- _Written request_
Exactly as given, repeat all of the entries.

(Records from a collection)

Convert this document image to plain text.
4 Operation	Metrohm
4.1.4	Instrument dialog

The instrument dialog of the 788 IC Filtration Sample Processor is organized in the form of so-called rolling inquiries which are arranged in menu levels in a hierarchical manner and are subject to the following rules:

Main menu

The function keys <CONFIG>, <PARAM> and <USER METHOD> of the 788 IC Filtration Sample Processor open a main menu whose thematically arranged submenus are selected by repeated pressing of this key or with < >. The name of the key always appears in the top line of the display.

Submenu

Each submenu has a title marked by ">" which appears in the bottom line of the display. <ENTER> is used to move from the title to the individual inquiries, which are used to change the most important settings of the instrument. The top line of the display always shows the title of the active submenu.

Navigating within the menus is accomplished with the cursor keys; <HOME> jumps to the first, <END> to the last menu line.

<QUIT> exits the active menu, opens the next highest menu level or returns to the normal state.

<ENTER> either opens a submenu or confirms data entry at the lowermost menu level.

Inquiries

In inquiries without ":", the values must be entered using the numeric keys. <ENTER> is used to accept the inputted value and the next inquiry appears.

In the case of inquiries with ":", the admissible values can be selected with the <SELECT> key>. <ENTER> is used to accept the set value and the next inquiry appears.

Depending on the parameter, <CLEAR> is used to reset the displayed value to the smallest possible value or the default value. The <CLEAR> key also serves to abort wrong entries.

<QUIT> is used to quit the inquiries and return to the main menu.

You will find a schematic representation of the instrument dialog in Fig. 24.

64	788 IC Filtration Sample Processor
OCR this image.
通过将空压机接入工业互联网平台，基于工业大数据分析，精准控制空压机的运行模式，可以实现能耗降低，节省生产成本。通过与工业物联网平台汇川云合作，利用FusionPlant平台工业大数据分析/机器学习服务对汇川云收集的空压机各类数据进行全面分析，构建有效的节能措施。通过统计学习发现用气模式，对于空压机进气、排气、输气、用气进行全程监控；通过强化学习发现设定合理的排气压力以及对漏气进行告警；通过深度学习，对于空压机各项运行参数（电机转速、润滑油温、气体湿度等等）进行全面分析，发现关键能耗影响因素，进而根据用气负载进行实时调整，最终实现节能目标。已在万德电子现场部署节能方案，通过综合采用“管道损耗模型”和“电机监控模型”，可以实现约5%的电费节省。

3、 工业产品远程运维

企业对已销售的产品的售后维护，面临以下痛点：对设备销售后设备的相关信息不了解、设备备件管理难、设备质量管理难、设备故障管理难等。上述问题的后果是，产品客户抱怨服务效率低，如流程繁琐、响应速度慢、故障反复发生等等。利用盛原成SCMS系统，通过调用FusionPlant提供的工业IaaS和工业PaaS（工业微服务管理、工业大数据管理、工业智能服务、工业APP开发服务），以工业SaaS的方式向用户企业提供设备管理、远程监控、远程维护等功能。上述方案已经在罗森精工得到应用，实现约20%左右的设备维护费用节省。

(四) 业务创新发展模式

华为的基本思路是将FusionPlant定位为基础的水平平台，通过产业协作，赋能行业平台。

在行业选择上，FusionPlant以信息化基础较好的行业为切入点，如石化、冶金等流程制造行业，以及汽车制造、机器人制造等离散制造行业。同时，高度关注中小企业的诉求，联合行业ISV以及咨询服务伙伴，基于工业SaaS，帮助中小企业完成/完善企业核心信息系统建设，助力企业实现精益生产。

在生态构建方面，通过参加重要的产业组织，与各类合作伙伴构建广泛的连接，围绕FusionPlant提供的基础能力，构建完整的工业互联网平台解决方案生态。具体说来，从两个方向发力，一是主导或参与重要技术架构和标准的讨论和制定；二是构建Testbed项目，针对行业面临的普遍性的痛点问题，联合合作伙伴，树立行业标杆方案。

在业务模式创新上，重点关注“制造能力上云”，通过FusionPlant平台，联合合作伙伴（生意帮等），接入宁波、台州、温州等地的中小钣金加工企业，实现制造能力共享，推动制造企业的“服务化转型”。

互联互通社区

- _Final result_
Convert this document image to plain text.
4 Operation	Metrohm
4.1.4	Instrument dialog

The instrument dialog of the 788 IC Filtration Sample Processor is organized in the form of so-called rolling inquiries which are arranged in menu levels in a hierarchical manner and are subject to the following rules:

Main menu

The function keys <CONFIG>, <PARAM> and <USER METHOD> of the 788 IC Filtration Sample Processor open a main menu whose thematically arranged submenus are selected by repeated pressing of this key or with < >. The name of the key always appears in the top line of the display.

Submenu

Each submenu has a title marked by ">" which appears in the bottom line of the display. <ENTER> is used to move from the title to the individual inquiries, which are used to change the most important settings of the instrument. The top line of the display always shows the title of the active submenu.

Navigating within the menus is accomplished with the cursor keys; <HOME> jumps to the first, <END> to the last menu line.

<QUIT> exits the active menu, opens the next highest menu level or returns to the normal state.

<ENTER> either opens a submenu or confirms data entry at the lowermost menu level.

Inquiries

In inquiries without ":", the values must be entered using the numeric keys. <ENTER> is used to accept the inputted value and the next inquiry appears.

In the case of inquiries with ":", the admissible values can be selected with the <SELECT> key>. <ENTER> is used to accept the set value and the next inquiry appears.

Depending on the parameter, <CLEAR> is used to reset the displayed value to the smallest possible value or the default value. The <CLEAR> key also serves to abort wrong entries.

<QUIT> is used to quit the inquiries and return to the main menu.

You will find a schematic representation of the instrument dialog in Fig. 24.

64	788 IC Filtration Sample Processor
OCR this image.
通过将空压机接入工业互联网平台，基于工业大数据分析，精准控制空压机的运行模式，可以实现能耗降低，节省生产成本。通过与工业物联网平台汇川云合作，利用FusionPlant平台工业大数据分析/机器学习服务对汇川云收集的空压机各类数据进行全面分析，构建有效的节能措施。通过统计学习发现用气模式，对于空压机进气、排气、输气、用气进行全程监控；通过强化学习发现设定合理的排气压力以及对漏气进行告警；通过深度学习，对于空压机各项运行参数（电机转速、润滑油温、气体湿度等等）进行全面分析，发现关键能耗影响因素，进而根据用气负载进行实时调整，最终实现节能目标。已在万德电子现场部署节能方案，通过综合采用“管道损耗模型”和“电机监控模型”，可以实现约5%的电费节省。

3、 工业产品远程运维

企业对已销售的产品的售后维护，面临以下痛点：对设备销售后设备的相关信息不了解、设备备件管理难、设备质量管理难、设备故障管理难等。上述问题的后果是，产品客户抱怨服务效率低，如流程繁琐、响应速度慢、故障反复发生等等。利用盛原成SCMS系统，通过调用FusionPlant提供的工业IaaS和工业PaaS（工业微服务管理、工业大数据管理、工业智能服务、工业APP开发服务），以工业SaaS的方式向用户企业提供设备管理、远程监控、远程维护等功能。上述方案已经在罗森精工得到应用，实现约20%左右的设备维护费用节省。

(四) 业务创新发展模式

华为的基本思路是将FusionPlant定位为基础的水平平台，通过产业协作，赋能行业平台。

在行业选择上，FusionPlant以信息化基础较好的行业为切入点，如石化、冶金等流程制造行业，以及汽车制造、机器人制造等离散制造行业。同时，高度关注中小企业的诉求，联合行业ISV以及咨询服务伙伴，基于工业SaaS，帮助中小企业完成/完善企业核心信息系统建设，助力企业实现精益生产。

在生态构建方面，通过参加重要的产业组织，与各类合作伙伴构建广泛的连接，围绕FusionPlant提供的基础能力，构建完整的工业互联网平台解决方案生态。具体说来，从两个方向发力，一是主导或参与重要技术架构和标准的讨论和制定；二是构建Testbed项目，针对行业面临的普遍性的痛点问题，联合合作伙伴，树立行业标杆方案。

在业务模式创新上，重点关注“制造能力上云”，通过FusionPlant平台，联合合作伙伴（生意帮等），接入宁波、台州、温州等地的中小钣金加工企业，实现制造能力共享，推动制造企业的“服务化转型”。

互联互通社区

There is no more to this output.